**Task to carry out**: A faithful transcript of all the lines below, with no pictures, is the goal here.

---------- Dataset records ----------

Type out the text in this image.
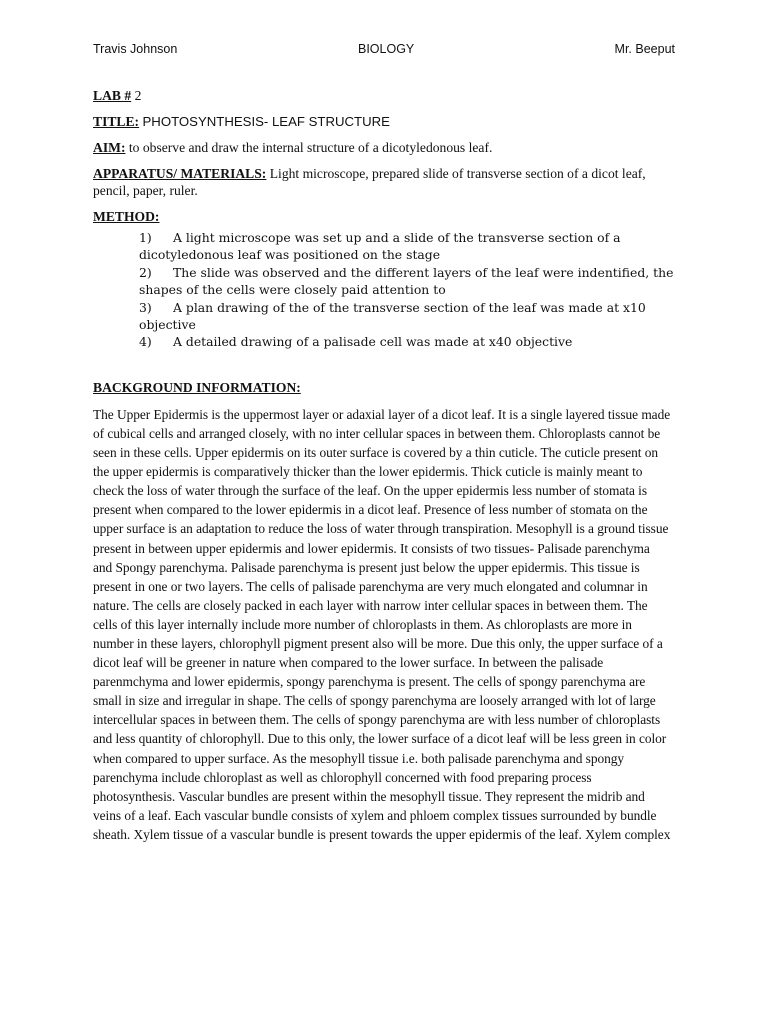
Travis Johnson	BIOLOGY	Mr. Beeput
LAB # 2
TITLE: PHOTOSYNTHESIS- LEAF STRUCTURE
AIM: to observe and draw the internal structure of a dicotyledonous leaf.
APPARATUS/ MATERIALS: Light microscope, prepared slide of transverse section of a dicot leaf, pencil, paper, ruler.
METHOD:
1) A light microscope was set up and a slide of the transverse section of a dicotyledonous leaf was positioned on the stage
2) The slide was observed and the different layers of the leaf were indentified, the shapes of the cells were closely paid attention to
3) A plan drawing of the of the transverse section of the leaf was made at x10 objective
4) A detailed drawing of a palisade cell was made at x40 objective
BACKGROUND INFORMATION:
The Upper Epidermis is the uppermost layer or adaxial layer of a dicot leaf. It is a single layered tissue made of cubical cells and arranged closely, with no inter cellular spaces in between them. Chloroplasts cannot be seen in these cells. Upper epidermis on its outer surface is covered by a thin cuticle. The cuticle present on the upper epidermis is comparatively thicker than the lower epidermis. Thick cuticle is mainly meant to check the loss of water through the surface of the leaf. On the upper epidermis less number of stomata is present when compared to the lower epidermis in a dicot leaf. Presence of less number of stomata on the upper surface is an adaptation to reduce the loss of water through transpiration. Mesophyll is a ground tissue present in between upper epidermis and lower epidermis. It consists of two tissues- Palisade parenchyma and Spongy parenchyma. Palisade parenchyma is present just below the upper epidermis. This tissue is present in one or two layers. The cells of palisade parenchyma are very much elongated and columnar in nature. The cells are closely packed in each layer with narrow inter cellular spaces in between them. The cells of this layer internally include more number of chloroplasts in them. As chloroplasts are more in number in these layers, chlorophyll pigment present also will be more. Due this only, the upper surface of a dicot leaf will be greener in nature when compared to the lower surface. In between the palisade parenmchyma and lower epidermis, spongy parenchyma is present. The cells of spongy parenchyma are small in size and irregular in shape. The cells of spongy parenchyma are loosely arranged with lot of large intercellular spaces in between them. The cells of spongy parenchyma are with less number of chloroplasts and less quantity of chlorophyll. Due to this only, the lower surface of a dicot leaf will be less green in color when compared to upper surface. As the mesophyll tissue i.e. both palisade parenchyma and spongy parenchyma include chloroplast as well as chlorophyll concerned with food preparing process photosynthesis. Vascular bundles are present within the mesophyll tissue. They represent the midrib and veins of a leaf. Each vascular bundle consists of xylem and phloem complex tissues surrounded by bundle sheath. Xylem tissue of a vascular bundle is present towards the upper epidermis of the leaf. Xylem complex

----------

**Answer section**:
Type out the text in this image.
Travis Johnson	BIOLOGY	Mr. Beeput
LAB # 2
TITLE: PHOTOSYNTHESIS- LEAF STRUCTURE
AIM: to observe and draw the internal structure of a dicotyledonous leaf.
APPARATUS/ MATERIALS: Light microscope, prepared slide of transverse section of a dicot leaf, pencil, paper, ruler.
METHOD:
1) A light microscope was set up and a slide of the transverse section of a dicotyledonous leaf was positioned on the stage
2) The slide was observed and the different layers of the leaf were indentified, the shapes of the cells were closely paid attention to
3) A plan drawing of the of the transverse section of the leaf was made at x10 objective
4) A detailed drawing of a palisade cell was made at x40 objective
BACKGROUND INFORMATION:
The Upper Epidermis is the uppermost layer or adaxial layer of a dicot leaf. It is a single layered tissue made of cubical cells and arranged closely, with no inter cellular spaces in between them. Chloroplasts cannot be seen in these cells. Upper epidermis on its outer surface is covered by a thin cuticle. The cuticle present on the upper epidermis is comparatively thicker than the lower epidermis. Thick cuticle is mainly meant to check the loss of water through the surface of the leaf. On the upper epidermis less number of stomata is present when compared to the lower epidermis in a dicot leaf. Presence of less number of stomata on the upper surface is an adaptation to reduce the loss of water through transpiration. Mesophyll is a ground tissue present in between upper epidermis and lower epidermis. It consists of two tissues- Palisade parenchyma and Spongy parenchyma. Palisade parenchyma is present just below the upper epidermis. This tissue is present in one or two layers. The cells of palisade parenchyma are very much elongated and columnar in nature. The cells are closely packed in each layer with narrow inter cellular spaces in between them. The cells of this layer internally include more number of chloroplasts in them. As chloroplasts are more in number in these layers, chlorophyll pigment present also will be more. Due this only, the upper surface of a dicot leaf will be greener in nature when compared to the lower surface. In between the palisade parenmchyma and lower epidermis, spongy parenchyma is present. The cells of spongy parenchyma are small in size and irregular in shape. The cells of spongy parenchyma are loosely arranged with lot of large intercellular spaces in between them. The cells of spongy parenchyma are with less number of chloroplasts and less quantity of chlorophyll. Due to this only, the lower surface of a dicot leaf will be less green in color when compared to upper surface. As the mesophyll tissue i.e. both palisade parenchyma and spongy parenchyma include chloroplast as well as chlorophyll concerned with food preparing process photosynthesis. Vascular bundles are present within the mesophyll tissue. They represent the midrib and veins of a leaf. Each vascular bundle consists of xylem and phloem complex tissues surrounded by bundle sheath. Xylem tissue of a vascular bundle is present towards the upper epidermis of the leaf. Xylem complex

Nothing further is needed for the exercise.